Stated goal> For each line below that includes the word "Total", make a copy.

Listed records>
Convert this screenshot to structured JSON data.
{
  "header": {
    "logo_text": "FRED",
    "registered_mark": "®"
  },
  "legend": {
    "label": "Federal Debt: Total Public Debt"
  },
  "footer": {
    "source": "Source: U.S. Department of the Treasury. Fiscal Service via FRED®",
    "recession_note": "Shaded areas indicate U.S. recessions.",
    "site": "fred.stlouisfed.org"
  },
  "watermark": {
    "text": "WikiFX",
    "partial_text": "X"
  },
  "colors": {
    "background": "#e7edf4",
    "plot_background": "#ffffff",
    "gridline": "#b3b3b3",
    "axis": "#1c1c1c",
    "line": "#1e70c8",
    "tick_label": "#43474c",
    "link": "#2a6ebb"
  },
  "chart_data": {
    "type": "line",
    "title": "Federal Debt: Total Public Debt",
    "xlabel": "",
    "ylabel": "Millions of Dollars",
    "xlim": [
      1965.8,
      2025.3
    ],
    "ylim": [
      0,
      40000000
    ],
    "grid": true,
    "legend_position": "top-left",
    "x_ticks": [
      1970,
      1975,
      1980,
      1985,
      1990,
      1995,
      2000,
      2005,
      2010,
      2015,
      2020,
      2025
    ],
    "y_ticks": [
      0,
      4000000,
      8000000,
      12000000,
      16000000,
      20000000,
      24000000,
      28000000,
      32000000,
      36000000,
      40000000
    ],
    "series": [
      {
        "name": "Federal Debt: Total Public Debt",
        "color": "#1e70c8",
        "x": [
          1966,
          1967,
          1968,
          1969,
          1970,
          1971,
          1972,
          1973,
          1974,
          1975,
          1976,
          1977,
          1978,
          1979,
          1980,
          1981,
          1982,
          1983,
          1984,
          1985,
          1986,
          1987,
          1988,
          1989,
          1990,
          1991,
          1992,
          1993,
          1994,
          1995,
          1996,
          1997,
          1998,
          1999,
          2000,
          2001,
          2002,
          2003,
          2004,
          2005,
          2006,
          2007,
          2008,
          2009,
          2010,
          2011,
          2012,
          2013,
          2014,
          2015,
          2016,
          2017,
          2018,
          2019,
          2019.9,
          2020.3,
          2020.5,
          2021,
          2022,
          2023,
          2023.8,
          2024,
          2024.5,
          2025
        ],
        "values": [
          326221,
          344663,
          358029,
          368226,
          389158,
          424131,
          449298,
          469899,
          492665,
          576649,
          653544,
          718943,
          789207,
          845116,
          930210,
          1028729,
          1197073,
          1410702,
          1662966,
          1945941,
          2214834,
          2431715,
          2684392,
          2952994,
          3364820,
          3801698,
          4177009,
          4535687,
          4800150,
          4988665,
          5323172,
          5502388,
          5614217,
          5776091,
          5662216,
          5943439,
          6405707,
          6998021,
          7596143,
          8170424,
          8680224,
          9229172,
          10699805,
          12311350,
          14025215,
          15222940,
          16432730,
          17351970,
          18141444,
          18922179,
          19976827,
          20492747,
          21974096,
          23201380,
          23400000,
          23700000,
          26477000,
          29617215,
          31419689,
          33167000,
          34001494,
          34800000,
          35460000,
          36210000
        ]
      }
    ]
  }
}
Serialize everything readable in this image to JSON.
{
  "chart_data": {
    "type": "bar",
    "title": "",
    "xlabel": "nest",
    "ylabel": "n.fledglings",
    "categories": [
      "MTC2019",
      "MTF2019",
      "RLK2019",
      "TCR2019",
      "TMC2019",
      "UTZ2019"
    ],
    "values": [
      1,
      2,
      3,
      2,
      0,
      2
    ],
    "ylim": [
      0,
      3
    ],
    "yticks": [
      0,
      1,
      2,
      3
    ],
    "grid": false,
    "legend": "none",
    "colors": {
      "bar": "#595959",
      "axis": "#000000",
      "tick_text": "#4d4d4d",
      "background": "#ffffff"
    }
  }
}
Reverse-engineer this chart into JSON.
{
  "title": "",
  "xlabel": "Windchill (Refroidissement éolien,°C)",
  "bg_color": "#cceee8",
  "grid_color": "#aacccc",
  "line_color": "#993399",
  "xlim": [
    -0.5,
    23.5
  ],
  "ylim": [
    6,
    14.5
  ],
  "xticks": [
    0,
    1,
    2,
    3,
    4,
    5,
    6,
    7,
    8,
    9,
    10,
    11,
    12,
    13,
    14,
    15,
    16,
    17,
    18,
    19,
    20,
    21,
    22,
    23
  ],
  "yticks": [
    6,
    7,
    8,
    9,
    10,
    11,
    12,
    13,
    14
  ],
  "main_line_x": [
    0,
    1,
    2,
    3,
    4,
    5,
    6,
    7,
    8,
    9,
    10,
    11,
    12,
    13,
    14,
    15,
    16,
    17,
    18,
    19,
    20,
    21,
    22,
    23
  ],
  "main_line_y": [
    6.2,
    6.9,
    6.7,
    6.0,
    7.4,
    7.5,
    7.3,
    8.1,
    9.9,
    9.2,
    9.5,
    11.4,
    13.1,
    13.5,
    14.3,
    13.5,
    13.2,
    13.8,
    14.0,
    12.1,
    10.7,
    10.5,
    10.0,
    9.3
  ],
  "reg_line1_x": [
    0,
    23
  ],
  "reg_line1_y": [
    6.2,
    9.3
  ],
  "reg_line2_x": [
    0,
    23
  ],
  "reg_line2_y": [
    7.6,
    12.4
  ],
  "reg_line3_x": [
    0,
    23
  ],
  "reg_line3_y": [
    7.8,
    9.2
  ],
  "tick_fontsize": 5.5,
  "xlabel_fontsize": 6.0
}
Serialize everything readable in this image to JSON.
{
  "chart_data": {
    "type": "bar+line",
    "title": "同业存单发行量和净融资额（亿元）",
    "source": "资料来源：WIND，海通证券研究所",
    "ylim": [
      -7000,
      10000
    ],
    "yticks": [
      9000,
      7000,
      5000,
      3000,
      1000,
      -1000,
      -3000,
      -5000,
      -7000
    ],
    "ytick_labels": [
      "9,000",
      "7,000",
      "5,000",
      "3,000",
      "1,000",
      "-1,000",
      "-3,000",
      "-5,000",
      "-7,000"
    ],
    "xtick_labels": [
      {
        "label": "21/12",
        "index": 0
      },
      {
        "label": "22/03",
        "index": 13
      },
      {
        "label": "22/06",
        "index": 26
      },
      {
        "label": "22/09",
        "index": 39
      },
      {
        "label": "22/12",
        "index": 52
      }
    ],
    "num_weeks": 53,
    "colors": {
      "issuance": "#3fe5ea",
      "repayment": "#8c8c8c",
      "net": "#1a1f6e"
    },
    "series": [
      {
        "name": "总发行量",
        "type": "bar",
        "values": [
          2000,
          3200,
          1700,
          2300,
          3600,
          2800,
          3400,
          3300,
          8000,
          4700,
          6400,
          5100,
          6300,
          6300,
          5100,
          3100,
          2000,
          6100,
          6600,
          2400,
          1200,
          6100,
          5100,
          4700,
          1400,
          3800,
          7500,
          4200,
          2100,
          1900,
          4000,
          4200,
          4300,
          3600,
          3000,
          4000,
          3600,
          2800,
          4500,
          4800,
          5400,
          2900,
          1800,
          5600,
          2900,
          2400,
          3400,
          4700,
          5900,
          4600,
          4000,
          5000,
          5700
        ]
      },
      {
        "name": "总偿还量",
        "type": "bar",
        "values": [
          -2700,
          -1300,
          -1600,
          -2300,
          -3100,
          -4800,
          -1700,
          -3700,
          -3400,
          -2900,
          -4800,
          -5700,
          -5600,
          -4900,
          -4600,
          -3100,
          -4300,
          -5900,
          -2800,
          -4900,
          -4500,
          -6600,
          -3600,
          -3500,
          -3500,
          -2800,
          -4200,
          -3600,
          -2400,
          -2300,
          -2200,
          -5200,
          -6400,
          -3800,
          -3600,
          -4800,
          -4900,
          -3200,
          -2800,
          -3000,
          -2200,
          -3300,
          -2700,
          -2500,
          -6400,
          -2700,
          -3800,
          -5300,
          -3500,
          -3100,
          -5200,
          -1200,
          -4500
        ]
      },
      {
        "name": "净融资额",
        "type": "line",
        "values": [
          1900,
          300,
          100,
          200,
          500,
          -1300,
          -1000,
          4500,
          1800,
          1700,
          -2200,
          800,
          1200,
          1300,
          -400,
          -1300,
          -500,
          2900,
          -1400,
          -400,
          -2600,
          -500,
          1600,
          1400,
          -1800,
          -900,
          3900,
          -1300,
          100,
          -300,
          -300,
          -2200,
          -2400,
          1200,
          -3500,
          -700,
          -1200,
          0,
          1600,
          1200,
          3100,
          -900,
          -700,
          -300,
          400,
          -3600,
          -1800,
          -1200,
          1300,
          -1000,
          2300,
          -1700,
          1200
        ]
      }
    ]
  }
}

---

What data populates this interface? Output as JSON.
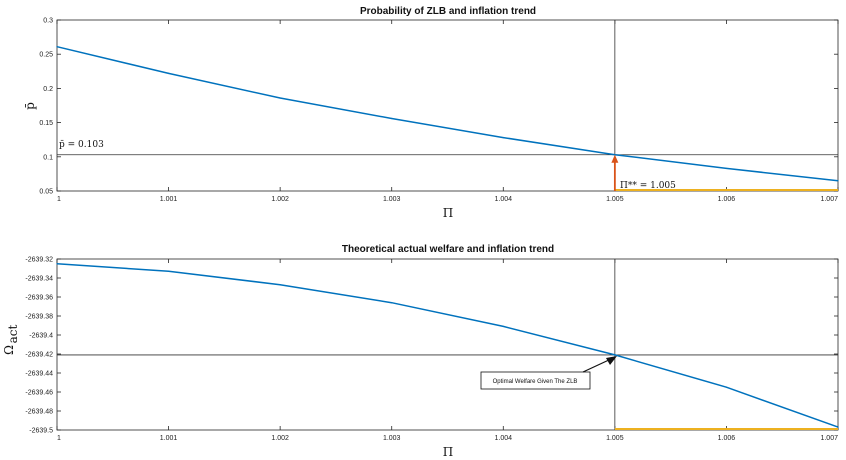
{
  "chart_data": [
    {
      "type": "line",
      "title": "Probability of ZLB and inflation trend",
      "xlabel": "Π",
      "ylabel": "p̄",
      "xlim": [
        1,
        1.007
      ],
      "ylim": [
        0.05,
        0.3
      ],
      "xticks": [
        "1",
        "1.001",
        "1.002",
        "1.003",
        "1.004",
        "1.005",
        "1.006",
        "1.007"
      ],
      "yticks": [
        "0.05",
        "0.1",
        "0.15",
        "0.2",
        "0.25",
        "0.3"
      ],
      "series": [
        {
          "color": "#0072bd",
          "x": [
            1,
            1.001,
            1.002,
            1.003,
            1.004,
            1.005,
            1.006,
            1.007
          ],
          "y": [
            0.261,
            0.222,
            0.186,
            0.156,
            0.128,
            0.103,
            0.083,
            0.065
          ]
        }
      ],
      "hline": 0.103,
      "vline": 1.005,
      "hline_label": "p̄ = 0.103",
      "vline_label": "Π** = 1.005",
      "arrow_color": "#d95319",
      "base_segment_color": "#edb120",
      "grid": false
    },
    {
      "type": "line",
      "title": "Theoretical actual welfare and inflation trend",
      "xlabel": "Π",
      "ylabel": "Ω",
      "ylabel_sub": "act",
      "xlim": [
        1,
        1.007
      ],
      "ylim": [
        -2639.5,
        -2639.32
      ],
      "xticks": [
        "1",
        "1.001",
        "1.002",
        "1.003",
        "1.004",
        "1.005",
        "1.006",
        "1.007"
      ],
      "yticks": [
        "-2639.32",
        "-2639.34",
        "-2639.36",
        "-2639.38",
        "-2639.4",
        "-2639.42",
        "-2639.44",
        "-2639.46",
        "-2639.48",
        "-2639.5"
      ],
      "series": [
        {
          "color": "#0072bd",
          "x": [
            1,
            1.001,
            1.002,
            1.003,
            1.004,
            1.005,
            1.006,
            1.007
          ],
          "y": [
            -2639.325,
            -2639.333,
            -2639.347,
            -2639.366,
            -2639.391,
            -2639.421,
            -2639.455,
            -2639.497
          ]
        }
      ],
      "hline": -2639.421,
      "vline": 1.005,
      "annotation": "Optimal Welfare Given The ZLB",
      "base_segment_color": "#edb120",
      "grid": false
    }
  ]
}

---

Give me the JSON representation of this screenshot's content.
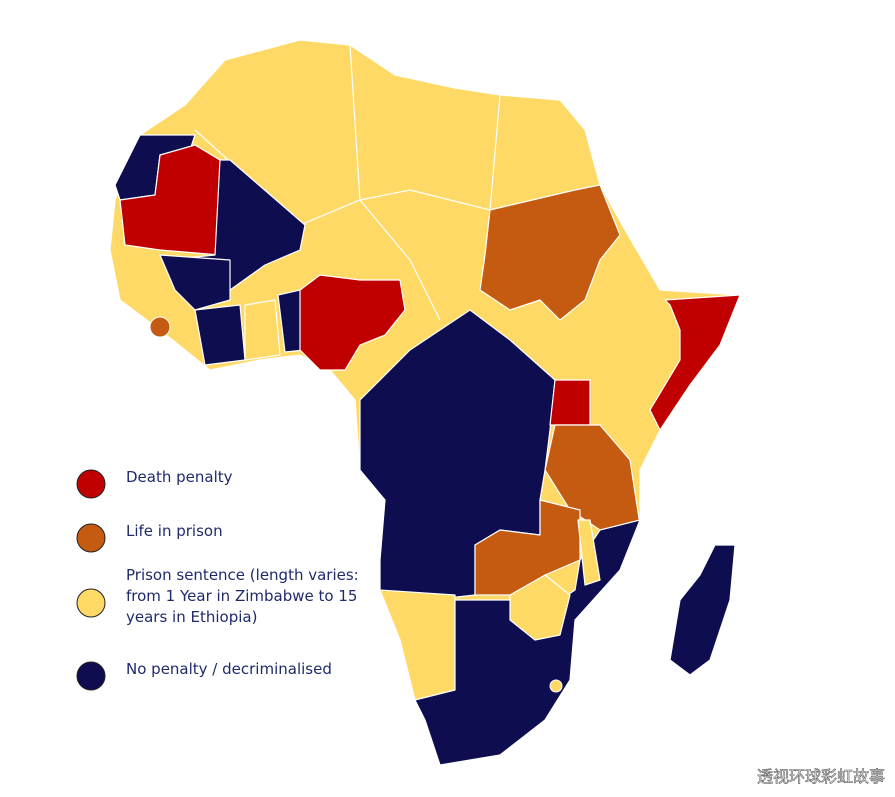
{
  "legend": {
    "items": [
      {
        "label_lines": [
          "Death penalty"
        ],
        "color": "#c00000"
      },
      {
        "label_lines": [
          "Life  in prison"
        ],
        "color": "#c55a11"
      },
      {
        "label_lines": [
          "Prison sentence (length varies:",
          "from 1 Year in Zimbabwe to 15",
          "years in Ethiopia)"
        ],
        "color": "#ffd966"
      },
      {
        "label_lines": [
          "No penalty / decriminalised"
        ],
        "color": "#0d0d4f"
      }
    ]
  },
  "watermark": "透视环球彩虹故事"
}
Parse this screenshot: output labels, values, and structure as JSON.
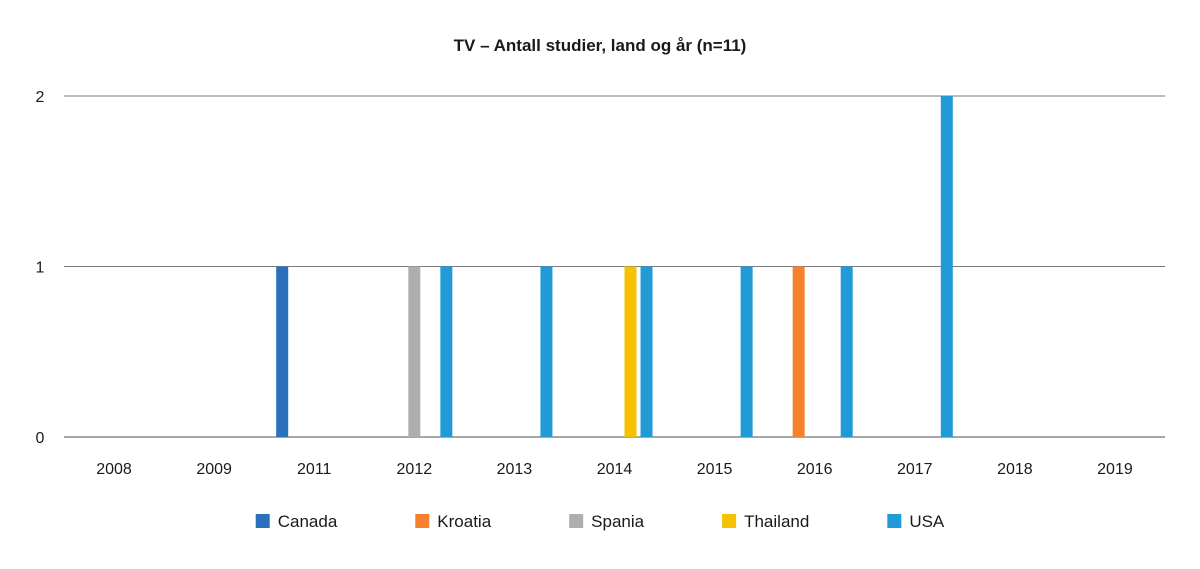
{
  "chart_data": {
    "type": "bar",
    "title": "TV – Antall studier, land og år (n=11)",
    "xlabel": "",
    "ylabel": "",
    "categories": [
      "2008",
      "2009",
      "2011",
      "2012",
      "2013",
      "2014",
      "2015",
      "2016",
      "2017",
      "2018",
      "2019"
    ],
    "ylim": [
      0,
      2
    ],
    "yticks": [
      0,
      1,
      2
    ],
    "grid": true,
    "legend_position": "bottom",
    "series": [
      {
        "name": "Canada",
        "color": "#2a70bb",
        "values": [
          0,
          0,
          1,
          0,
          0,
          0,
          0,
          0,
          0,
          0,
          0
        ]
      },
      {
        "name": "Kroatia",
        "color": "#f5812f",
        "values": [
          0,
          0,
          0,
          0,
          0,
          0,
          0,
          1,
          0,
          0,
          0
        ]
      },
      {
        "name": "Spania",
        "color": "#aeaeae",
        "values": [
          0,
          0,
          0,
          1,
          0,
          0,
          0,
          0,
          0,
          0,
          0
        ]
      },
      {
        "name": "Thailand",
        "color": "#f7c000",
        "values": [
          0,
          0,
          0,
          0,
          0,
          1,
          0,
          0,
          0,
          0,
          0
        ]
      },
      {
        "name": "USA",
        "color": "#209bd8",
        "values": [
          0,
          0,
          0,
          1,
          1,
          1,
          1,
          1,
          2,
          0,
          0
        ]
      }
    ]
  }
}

Solution to the exercise>
    "label": "Federal Debt: Total Public Debt"
    "title": "Federal Debt: Total Public Debt",
        "name": "Federal Debt: Total Public Debt",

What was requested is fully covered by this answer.